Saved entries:

--- begin ---

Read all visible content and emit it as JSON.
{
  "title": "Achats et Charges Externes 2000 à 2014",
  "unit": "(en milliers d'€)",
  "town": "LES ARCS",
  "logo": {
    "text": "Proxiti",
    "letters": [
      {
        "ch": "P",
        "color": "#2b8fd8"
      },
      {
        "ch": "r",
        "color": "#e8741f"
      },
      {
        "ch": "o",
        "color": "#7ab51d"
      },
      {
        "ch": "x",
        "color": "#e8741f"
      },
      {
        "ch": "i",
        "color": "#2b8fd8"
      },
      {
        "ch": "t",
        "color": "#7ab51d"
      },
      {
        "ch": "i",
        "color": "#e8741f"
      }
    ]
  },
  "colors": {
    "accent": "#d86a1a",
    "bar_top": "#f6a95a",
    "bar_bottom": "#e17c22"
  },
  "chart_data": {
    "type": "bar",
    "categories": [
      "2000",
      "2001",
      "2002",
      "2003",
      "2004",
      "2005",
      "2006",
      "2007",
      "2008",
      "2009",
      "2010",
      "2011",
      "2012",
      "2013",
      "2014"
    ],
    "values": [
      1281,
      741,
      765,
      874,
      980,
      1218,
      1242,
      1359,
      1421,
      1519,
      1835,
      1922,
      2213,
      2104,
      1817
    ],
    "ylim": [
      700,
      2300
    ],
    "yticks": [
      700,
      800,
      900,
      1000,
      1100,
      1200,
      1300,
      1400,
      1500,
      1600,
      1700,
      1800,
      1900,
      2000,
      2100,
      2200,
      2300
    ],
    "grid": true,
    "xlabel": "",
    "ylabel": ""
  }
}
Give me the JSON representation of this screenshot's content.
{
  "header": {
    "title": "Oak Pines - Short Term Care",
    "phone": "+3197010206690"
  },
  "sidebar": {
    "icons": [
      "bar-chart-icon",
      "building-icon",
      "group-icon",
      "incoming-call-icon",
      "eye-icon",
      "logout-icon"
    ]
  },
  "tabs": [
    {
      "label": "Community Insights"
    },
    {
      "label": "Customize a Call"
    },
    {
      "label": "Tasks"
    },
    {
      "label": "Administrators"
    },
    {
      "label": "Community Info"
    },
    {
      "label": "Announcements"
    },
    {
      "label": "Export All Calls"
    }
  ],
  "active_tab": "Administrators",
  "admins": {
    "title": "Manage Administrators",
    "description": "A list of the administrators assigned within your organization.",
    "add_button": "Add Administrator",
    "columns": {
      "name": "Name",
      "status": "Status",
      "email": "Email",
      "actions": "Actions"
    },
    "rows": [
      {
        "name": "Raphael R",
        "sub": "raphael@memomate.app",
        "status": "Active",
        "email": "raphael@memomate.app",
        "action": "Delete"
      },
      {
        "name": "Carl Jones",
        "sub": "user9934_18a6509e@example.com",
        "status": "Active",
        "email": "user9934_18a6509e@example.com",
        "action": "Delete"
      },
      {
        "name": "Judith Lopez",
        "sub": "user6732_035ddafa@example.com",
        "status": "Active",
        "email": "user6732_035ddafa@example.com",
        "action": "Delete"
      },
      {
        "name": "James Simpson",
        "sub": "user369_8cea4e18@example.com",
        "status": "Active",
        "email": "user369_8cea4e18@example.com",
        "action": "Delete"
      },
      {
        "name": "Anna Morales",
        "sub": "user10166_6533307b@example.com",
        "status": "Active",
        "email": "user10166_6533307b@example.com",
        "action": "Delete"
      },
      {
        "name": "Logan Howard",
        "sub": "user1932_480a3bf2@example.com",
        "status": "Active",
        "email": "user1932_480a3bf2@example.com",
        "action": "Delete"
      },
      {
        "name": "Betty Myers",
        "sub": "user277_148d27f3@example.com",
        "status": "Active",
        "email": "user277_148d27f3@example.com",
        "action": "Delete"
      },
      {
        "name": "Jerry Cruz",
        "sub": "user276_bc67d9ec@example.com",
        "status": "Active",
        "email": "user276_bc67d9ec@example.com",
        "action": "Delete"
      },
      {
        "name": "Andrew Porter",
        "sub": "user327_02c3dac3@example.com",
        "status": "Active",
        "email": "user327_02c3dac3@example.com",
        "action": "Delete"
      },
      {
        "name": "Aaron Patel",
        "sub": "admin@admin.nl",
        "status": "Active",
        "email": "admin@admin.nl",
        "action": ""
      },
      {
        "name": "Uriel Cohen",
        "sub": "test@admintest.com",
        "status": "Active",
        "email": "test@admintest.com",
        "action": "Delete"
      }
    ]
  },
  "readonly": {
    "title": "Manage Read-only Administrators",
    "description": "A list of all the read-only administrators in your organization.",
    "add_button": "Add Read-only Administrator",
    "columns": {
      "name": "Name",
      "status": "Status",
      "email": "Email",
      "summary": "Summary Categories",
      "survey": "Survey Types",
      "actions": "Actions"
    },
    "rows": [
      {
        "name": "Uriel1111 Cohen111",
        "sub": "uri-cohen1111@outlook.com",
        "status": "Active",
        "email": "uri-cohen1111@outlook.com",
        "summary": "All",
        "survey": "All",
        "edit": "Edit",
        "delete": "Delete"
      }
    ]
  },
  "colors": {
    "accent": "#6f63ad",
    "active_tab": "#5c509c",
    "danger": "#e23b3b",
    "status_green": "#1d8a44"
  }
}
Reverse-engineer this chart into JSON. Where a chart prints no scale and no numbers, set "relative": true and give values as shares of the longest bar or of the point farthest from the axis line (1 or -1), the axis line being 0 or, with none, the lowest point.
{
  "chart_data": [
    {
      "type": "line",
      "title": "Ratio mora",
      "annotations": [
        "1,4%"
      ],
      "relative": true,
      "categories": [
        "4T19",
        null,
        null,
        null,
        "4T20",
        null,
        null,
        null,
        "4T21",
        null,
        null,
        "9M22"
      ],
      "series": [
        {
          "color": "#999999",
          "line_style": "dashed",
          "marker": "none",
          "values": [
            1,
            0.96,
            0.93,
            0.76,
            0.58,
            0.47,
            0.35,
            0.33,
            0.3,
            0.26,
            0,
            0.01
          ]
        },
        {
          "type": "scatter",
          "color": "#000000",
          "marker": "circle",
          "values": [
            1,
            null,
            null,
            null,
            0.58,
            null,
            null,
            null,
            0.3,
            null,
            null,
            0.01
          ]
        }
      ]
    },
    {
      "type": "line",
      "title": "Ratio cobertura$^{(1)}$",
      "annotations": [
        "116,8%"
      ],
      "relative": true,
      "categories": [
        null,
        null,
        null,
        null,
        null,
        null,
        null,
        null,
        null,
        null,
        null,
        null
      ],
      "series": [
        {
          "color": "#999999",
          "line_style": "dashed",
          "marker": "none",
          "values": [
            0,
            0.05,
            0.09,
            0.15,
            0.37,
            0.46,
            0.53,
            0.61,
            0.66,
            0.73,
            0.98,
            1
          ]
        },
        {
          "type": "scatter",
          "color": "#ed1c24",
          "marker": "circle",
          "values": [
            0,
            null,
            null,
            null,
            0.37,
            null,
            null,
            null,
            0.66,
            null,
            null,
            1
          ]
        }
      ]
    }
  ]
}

--- end ---

- _SET EXERCISE_
Using the records above, select and copy every line that has the word "memomate".

- _RESPONSE TO THIS TASK_
        "sub": "raphael@memomate.app",
        "email": "raphael@memomate.app",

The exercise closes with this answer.